→ TO BE DONE
Retype the summary of the paper on electronic polymers in underdoped cuprates word for word, from the title to its last finding.

→ DOCUMENT PASSAGE

◆ ◆ ◆ ◆ ◆ ◆ ◆

Electronic polymers and soft-matter-like broken symmetries in underdoped cuprates
M. Capati, S. Caprara, C. Di Castro, M. Grilli, G. Seibold, J., Lorenzana

TL;DR
This paper proposes that in underdoped cuprates, doped holes form 'electronic polymers' which condense into various ordered states, revealing complex phases with broken symmetries that align with experimental observations.
Contribution
It introduces the concept of electronic polymers in cuprates and demonstrates their role in forming smectic, Wigner crystal, and nematic phases with broken symmetries.
Findings
Electronic polymers form in underdoped cuprates.
Polymer melt condenses into smectic and Wigner crystal states.
Disorder leads to nematic order and persistent symmetry breaking.

◆ ◆ ◆ ◆ ◆ ◆ ◆

→ RAW RECORDS
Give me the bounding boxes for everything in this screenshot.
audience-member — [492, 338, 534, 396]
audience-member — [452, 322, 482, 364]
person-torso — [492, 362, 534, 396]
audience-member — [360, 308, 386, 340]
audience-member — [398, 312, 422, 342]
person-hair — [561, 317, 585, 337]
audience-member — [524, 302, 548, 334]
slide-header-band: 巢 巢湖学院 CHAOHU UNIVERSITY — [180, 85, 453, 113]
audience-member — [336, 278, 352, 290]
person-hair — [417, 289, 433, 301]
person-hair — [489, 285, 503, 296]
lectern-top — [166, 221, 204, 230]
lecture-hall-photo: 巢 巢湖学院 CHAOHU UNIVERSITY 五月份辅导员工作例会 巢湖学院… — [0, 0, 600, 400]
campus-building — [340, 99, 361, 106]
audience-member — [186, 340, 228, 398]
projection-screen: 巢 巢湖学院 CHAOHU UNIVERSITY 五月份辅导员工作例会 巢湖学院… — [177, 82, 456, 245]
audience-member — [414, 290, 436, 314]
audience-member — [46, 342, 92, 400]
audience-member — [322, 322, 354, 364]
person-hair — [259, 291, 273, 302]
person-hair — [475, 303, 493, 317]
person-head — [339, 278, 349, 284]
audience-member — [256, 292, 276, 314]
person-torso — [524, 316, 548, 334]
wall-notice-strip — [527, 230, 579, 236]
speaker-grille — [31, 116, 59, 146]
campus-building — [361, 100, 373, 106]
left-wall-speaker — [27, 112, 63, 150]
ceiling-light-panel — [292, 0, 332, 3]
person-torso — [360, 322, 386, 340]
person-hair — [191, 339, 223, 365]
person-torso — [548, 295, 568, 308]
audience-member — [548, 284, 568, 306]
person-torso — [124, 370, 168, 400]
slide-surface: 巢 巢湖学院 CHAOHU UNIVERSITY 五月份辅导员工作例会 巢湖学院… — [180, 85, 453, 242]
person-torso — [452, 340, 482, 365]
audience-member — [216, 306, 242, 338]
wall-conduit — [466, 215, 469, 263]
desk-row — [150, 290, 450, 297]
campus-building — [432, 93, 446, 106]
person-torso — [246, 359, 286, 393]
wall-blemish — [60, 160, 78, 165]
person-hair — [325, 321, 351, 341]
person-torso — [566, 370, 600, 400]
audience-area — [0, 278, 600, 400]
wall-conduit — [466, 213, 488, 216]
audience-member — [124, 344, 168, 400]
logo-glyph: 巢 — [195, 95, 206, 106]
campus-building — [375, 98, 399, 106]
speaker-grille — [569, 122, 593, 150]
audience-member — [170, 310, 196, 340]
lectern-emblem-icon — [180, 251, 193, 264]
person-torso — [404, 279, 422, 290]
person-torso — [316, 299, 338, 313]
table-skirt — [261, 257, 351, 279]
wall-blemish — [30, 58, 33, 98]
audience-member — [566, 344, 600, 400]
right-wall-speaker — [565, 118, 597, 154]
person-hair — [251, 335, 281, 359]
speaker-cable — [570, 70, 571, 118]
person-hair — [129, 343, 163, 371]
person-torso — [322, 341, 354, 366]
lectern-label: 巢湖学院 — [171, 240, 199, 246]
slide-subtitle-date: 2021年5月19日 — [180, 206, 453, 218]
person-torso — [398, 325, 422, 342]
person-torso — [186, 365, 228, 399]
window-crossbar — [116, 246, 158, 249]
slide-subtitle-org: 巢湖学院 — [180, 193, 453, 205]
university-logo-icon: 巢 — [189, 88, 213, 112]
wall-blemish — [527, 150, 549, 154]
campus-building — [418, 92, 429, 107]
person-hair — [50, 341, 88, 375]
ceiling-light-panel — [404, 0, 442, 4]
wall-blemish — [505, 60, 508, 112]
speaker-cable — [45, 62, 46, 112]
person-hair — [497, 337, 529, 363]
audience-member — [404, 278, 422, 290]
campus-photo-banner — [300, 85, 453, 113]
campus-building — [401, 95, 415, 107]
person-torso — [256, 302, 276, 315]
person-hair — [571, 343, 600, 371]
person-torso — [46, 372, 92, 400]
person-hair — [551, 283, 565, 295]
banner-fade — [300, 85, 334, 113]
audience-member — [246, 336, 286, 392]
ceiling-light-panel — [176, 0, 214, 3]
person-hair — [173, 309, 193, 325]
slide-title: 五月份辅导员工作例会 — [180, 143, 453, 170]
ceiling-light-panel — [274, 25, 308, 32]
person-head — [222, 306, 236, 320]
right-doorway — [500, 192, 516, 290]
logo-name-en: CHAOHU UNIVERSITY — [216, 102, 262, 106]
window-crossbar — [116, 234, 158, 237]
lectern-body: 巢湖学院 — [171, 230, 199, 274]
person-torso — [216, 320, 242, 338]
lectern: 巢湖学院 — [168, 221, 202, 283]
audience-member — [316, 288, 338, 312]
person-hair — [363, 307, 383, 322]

◆ ◆ ◆ ◆ ◆ ◆ ◆

→ CORRECT RESPONSE
Electronic polymers and soft-matter-like broken symmetries in underdoped cuprates
M. Capati, S. Caprara, C. Di Castro, M. Grilli, G. Seibold, J., Lorenzana

TL;DR
This paper proposes that in underdoped cuprates, doped holes form 'electronic polymers' which condense into various ordered states, revealing complex phases with broken symmetries that align with experimental observations.
Contribution
It introduces the concept of electronic polymers in cuprates and demonstrates their role in forming smectic, Wigner crystal, and nematic phases with broken symmetries.
Findings
Electronic polymers form in underdoped cuprates.
Polymer melt condenses into smectic and Wigner crystal states.
Disorder leads to nematic order and persistent symmetry breaking.